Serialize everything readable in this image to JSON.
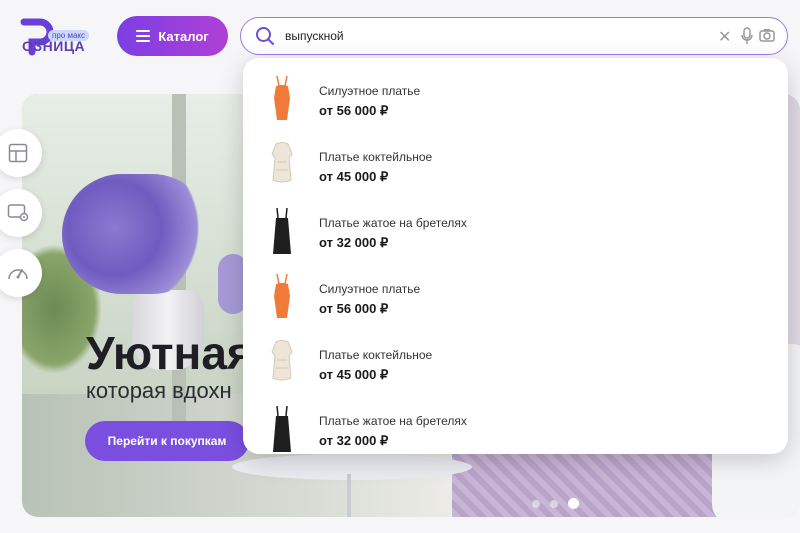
{
  "header": {
    "logo_text": "ОЗНИЦА",
    "logo_badge": "про макс",
    "catalog_label": "Каталог",
    "search": {
      "value": "выпускной",
      "placeholder": ""
    }
  },
  "hero": {
    "title": "Уютная",
    "subtitle": "которая вдохн",
    "cta_label": "Перейти к покупкам",
    "slide_count": 3,
    "active_slide": 3
  },
  "side_buttons": [
    {
      "icon": "layout-icon"
    },
    {
      "icon": "monitor-settings-icon"
    },
    {
      "icon": "speedometer-icon"
    }
  ],
  "suggestions": [
    {
      "name": "Силуэтное платье",
      "price": "от 56 000 ₽",
      "thumb": "orange-dress",
      "color": "#f07a3a"
    },
    {
      "name": "Платье коктейльное",
      "price": "от 45 000 ₽",
      "thumb": "white-dress",
      "color": "#eee5d8"
    },
    {
      "name": "Платье жатое на бретелях",
      "price": "от 32 000 ₽",
      "thumb": "black-dress",
      "color": "#1f1f1f"
    },
    {
      "name": "Силуэтное платье",
      "price": "от 56 000 ₽",
      "thumb": "orange-dress",
      "color": "#f07a3a"
    },
    {
      "name": "Платье коктейльное",
      "price": "от 45 000 ₽",
      "thumb": "white-dress",
      "color": "#eee5d8"
    },
    {
      "name": "Платье жатое на бретелях",
      "price": "от 32 000 ₽",
      "thumb": "black-dress",
      "color": "#1f1f1f"
    }
  ],
  "colors": {
    "accent": "#7a4fe0",
    "search_border": "#9a7ce8"
  }
}
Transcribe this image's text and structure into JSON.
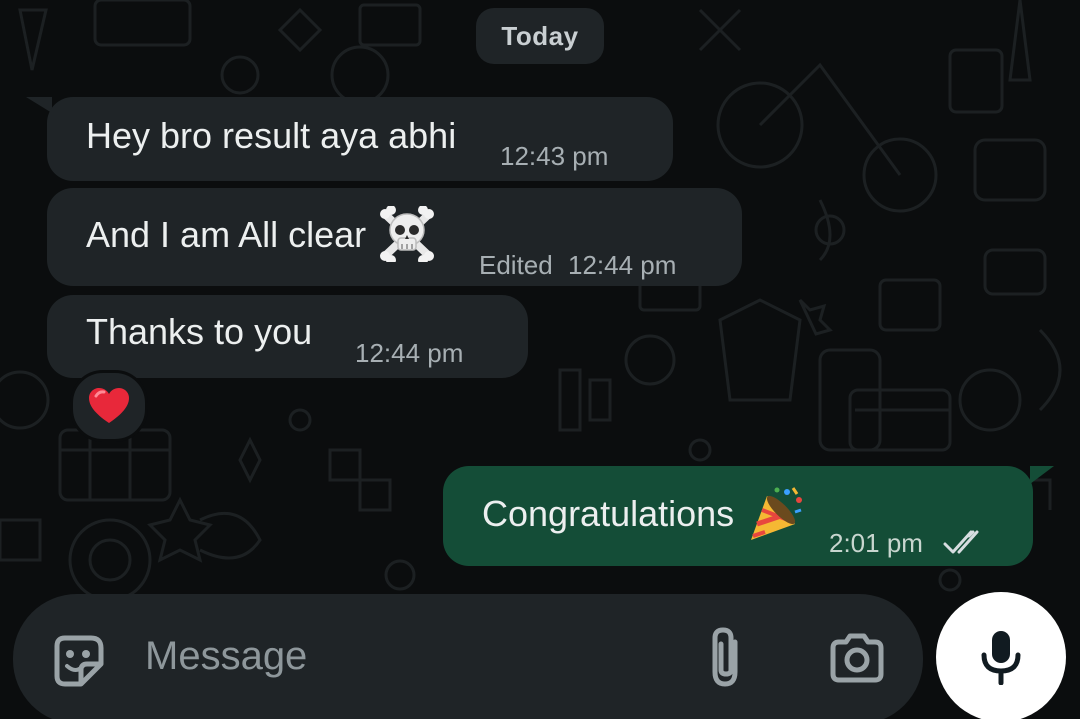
{
  "date_separator": "Today",
  "messages": [
    {
      "direction": "incoming",
      "text": "Hey bro result aya abhi",
      "time": "12:43 pm",
      "edited": ""
    },
    {
      "direction": "incoming",
      "text": "And I am All clear",
      "emoji": "skull-and-crossbones",
      "time": "12:44 pm",
      "edited": "Edited"
    },
    {
      "direction": "incoming",
      "text": "Thanks to you",
      "time": "12:44 pm",
      "edited": "",
      "reaction": "red-heart"
    },
    {
      "direction": "outgoing",
      "text": "Congratulations",
      "emoji": "party-popper",
      "time": "2:01 pm",
      "status": "read-double-check"
    }
  ],
  "composer": {
    "placeholder": "Message",
    "icons": [
      "sticker-icon",
      "attachment-paperclip-icon",
      "camera-icon",
      "microphone-icon"
    ]
  },
  "colors": {
    "background": "#0b0d0e",
    "incoming_bubble": "#1f2427",
    "outgoing_bubble": "#144d37",
    "read_check": "#d7dde0",
    "mic_button": "#ffffff"
  }
}
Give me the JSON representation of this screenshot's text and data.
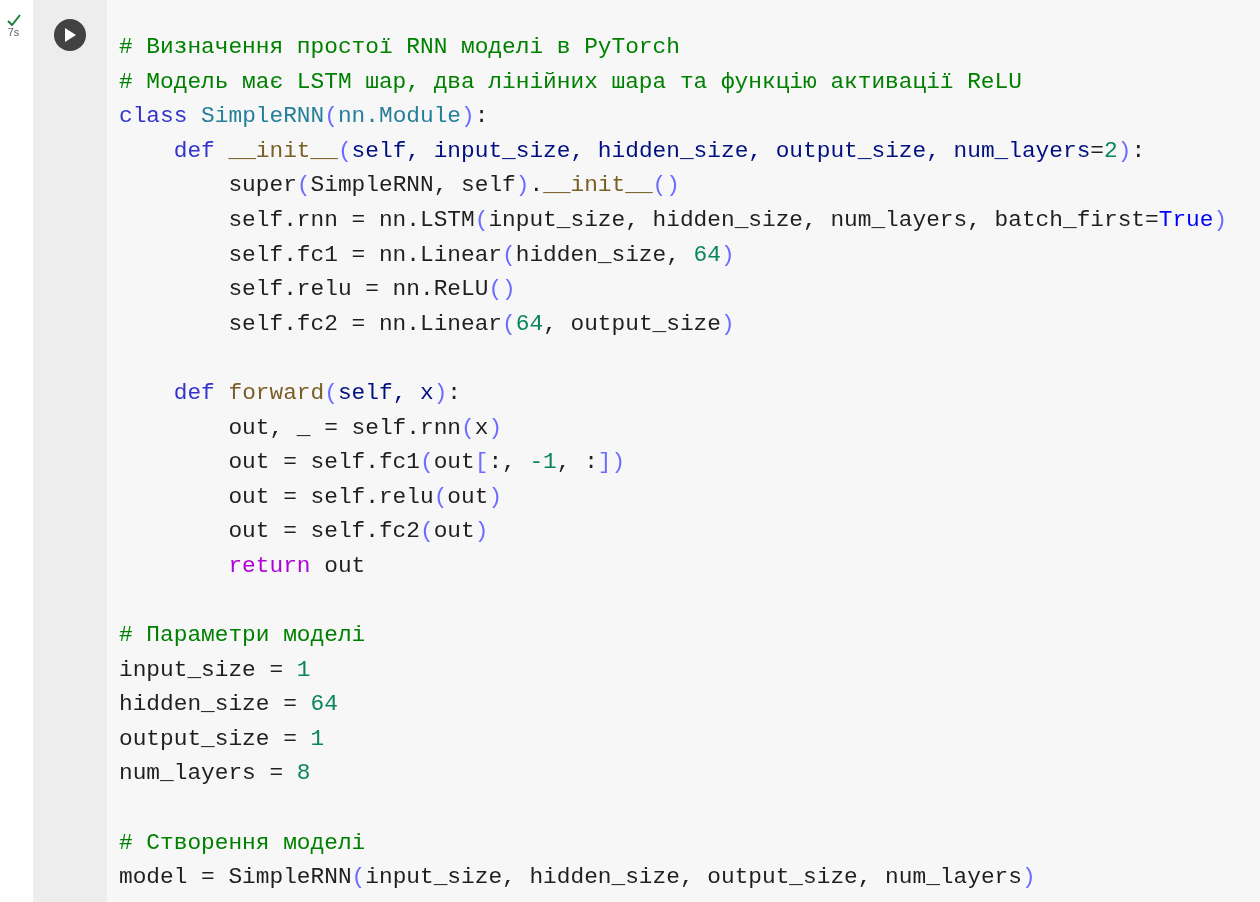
{
  "cell": {
    "succeeded": true,
    "duration": "7s",
    "blocks": [
      {
        "lines": [
          {
            "tokens": [
              {
                "kind": "comment",
                "t": "# Визначення простої RNN моделі в PyTorch"
              }
            ]
          },
          {
            "tokens": [
              {
                "kind": "comment",
                "t": "# Модель має LSTM шар, два лінійних шара та функцію активації ReLU"
              }
            ]
          },
          {
            "tokens": [
              {
                "kind": "keyword",
                "t": "class "
              },
              {
                "kind": "class",
                "t": "SimpleRNN"
              },
              {
                "kind": "bracket",
                "t": "("
              },
              {
                "kind": "class",
                "t": "nn.Module"
              },
              {
                "kind": "bracket",
                "t": ")"
              },
              {
                "kind": "plain",
                "t": ":"
              }
            ]
          },
          {
            "tokens": [
              {
                "kind": "keyword",
                "t": "    def "
              },
              {
                "kind": "function",
                "t": "__init__"
              },
              {
                "kind": "bracket",
                "t": "("
              },
              {
                "kind": "param",
                "t": "self, input_size, hidden_size, output_size, num_layers"
              },
              {
                "kind": "plain",
                "t": "="
              },
              {
                "kind": "number",
                "t": "2"
              },
              {
                "kind": "bracket",
                "t": ")"
              },
              {
                "kind": "plain",
                "t": ":"
              }
            ]
          },
          {
            "tokens": [
              {
                "kind": "plain",
                "t": "        super"
              },
              {
                "kind": "bracket",
                "t": "("
              },
              {
                "kind": "plain",
                "t": "SimpleRNN, self"
              },
              {
                "kind": "bracket",
                "t": ")"
              },
              {
                "kind": "plain",
                "t": "."
              },
              {
                "kind": "function",
                "t": "__init__"
              },
              {
                "kind": "bracket",
                "t": "()"
              }
            ]
          },
          {
            "tokens": [
              {
                "kind": "plain",
                "t": "        self.rnn = nn.LSTM"
              },
              {
                "kind": "bracket",
                "t": "("
              },
              {
                "kind": "plain",
                "t": "input_size, hidden_size, num_layers, batch_first="
              },
              {
                "kind": "constant",
                "t": "True"
              },
              {
                "kind": "bracket",
                "t": ")"
              }
            ]
          },
          {
            "tokens": [
              {
                "kind": "plain",
                "t": "        self.fc1 = nn.Linear"
              },
              {
                "kind": "bracket",
                "t": "("
              },
              {
                "kind": "plain",
                "t": "hidden_size, "
              },
              {
                "kind": "number",
                "t": "64"
              },
              {
                "kind": "bracket",
                "t": ")"
              }
            ]
          },
          {
            "tokens": [
              {
                "kind": "plain",
                "t": "        self.relu = nn.ReLU"
              },
              {
                "kind": "bracket",
                "t": "()"
              }
            ]
          },
          {
            "tokens": [
              {
                "kind": "plain",
                "t": "        self.fc2 = nn.Linear"
              },
              {
                "kind": "bracket",
                "t": "("
              },
              {
                "kind": "number",
                "t": "64"
              },
              {
                "kind": "plain",
                "t": ", output_size"
              },
              {
                "kind": "bracket",
                "t": ")"
              }
            ]
          }
        ]
      },
      {
        "lines": [
          {
            "tokens": [
              {
                "kind": "keyword",
                "t": "    def "
              },
              {
                "kind": "function",
                "t": "forward"
              },
              {
                "kind": "bracket",
                "t": "("
              },
              {
                "kind": "param",
                "t": "self, x"
              },
              {
                "kind": "bracket",
                "t": ")"
              },
              {
                "kind": "plain",
                "t": ":"
              }
            ]
          },
          {
            "tokens": [
              {
                "kind": "plain",
                "t": "        out, _ = self.rnn"
              },
              {
                "kind": "bracket",
                "t": "("
              },
              {
                "kind": "plain",
                "t": "x"
              },
              {
                "kind": "bracket",
                "t": ")"
              }
            ]
          },
          {
            "tokens": [
              {
                "kind": "plain",
                "t": "        out = self.fc1"
              },
              {
                "kind": "bracket",
                "t": "("
              },
              {
                "kind": "plain",
                "t": "out"
              },
              {
                "kind": "bracket",
                "t": "["
              },
              {
                "kind": "plain",
                "t": ":, "
              },
              {
                "kind": "number",
                "t": "-1"
              },
              {
                "kind": "plain",
                "t": ", :"
              },
              {
                "kind": "bracket",
                "t": "])"
              }
            ]
          },
          {
            "tokens": [
              {
                "kind": "plain",
                "t": "        out = self.relu"
              },
              {
                "kind": "bracket",
                "t": "("
              },
              {
                "kind": "plain",
                "t": "out"
              },
              {
                "kind": "bracket",
                "t": ")"
              }
            ]
          },
          {
            "tokens": [
              {
                "kind": "plain",
                "t": "        out = self.fc2"
              },
              {
                "kind": "bracket",
                "t": "("
              },
              {
                "kind": "plain",
                "t": "out"
              },
              {
                "kind": "bracket",
                "t": ")"
              }
            ]
          },
          {
            "tokens": [
              {
                "kind": "control",
                "t": "        return"
              },
              {
                "kind": "plain",
                "t": " out"
              }
            ]
          }
        ]
      },
      {
        "lines": [
          {
            "tokens": [
              {
                "kind": "comment",
                "t": "# Параметри моделі"
              }
            ]
          },
          {
            "tokens": [
              {
                "kind": "plain",
                "t": "input_size = "
              },
              {
                "kind": "number",
                "t": "1"
              }
            ]
          },
          {
            "tokens": [
              {
                "kind": "plain",
                "t": "hidden_size = "
              },
              {
                "kind": "number",
                "t": "64"
              }
            ]
          },
          {
            "tokens": [
              {
                "kind": "plain",
                "t": "output_size = "
              },
              {
                "kind": "number",
                "t": "1"
              }
            ]
          },
          {
            "tokens": [
              {
                "kind": "plain",
                "t": "num_layers = "
              },
              {
                "kind": "number",
                "t": "8"
              }
            ]
          }
        ]
      },
      {
        "lines": [
          {
            "tokens": [
              {
                "kind": "comment",
                "t": "# Створення моделі"
              }
            ]
          },
          {
            "tokens": [
              {
                "kind": "plain",
                "t": "model = SimpleRNN"
              },
              {
                "kind": "bracket",
                "t": "("
              },
              {
                "kind": "plain",
                "t": "input_size, hidden_size, output_size, num_layers"
              },
              {
                "kind": "bracket",
                "t": ")"
              }
            ]
          }
        ]
      }
    ]
  }
}
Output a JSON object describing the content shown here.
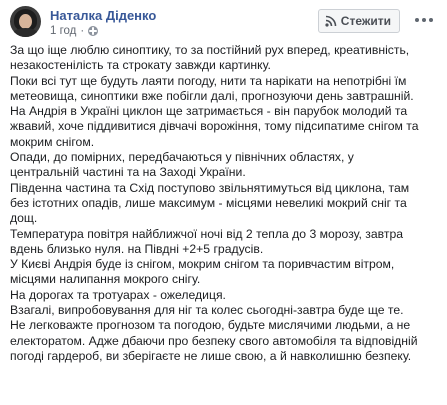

_ _ _ _ _

### [What is required]
Report how many lines in the records hold the word "JSON", giving the number and nothing else.

### [Task response]
4